(Exercise directions)
Report every line in the listing that contains the string "Minimizar".

(A run of records)
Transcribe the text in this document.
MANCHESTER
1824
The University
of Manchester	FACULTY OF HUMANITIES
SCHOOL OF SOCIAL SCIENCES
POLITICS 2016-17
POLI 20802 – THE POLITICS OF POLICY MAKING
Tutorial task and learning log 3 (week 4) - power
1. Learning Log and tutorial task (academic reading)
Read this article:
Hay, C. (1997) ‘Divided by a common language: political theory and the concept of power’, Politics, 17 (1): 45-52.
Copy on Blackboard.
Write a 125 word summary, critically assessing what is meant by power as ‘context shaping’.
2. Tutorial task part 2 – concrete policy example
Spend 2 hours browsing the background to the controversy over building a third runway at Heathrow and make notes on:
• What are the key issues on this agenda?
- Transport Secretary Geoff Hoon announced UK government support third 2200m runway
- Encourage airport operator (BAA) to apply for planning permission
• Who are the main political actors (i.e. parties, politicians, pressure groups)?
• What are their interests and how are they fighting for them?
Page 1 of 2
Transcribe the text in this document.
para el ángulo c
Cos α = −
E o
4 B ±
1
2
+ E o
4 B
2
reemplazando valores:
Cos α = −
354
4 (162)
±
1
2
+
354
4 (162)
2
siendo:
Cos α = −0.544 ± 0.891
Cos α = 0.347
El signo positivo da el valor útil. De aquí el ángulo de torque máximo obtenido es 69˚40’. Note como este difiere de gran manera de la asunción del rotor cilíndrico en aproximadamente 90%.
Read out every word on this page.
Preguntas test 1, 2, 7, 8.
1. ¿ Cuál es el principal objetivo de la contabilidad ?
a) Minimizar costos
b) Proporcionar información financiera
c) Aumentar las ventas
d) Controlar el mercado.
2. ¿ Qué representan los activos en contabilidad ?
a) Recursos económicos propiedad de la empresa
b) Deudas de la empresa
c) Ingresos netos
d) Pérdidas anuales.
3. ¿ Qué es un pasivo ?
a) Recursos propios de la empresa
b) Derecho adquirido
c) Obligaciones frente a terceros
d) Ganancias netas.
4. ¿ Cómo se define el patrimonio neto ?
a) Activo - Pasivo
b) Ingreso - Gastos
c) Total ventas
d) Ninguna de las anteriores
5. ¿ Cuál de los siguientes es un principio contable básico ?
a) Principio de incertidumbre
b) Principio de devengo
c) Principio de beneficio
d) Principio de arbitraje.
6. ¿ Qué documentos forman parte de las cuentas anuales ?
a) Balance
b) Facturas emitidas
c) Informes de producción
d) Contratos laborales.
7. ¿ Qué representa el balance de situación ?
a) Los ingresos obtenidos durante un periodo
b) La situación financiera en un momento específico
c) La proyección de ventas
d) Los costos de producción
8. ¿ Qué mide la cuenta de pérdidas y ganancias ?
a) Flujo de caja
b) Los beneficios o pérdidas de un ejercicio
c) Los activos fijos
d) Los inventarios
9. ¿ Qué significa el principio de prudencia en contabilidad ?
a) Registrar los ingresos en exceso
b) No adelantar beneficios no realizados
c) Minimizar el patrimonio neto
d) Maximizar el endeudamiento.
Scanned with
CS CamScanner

(Reply to the exercise)
a) Minimizar costos
c) Minimizar el patrimonio neto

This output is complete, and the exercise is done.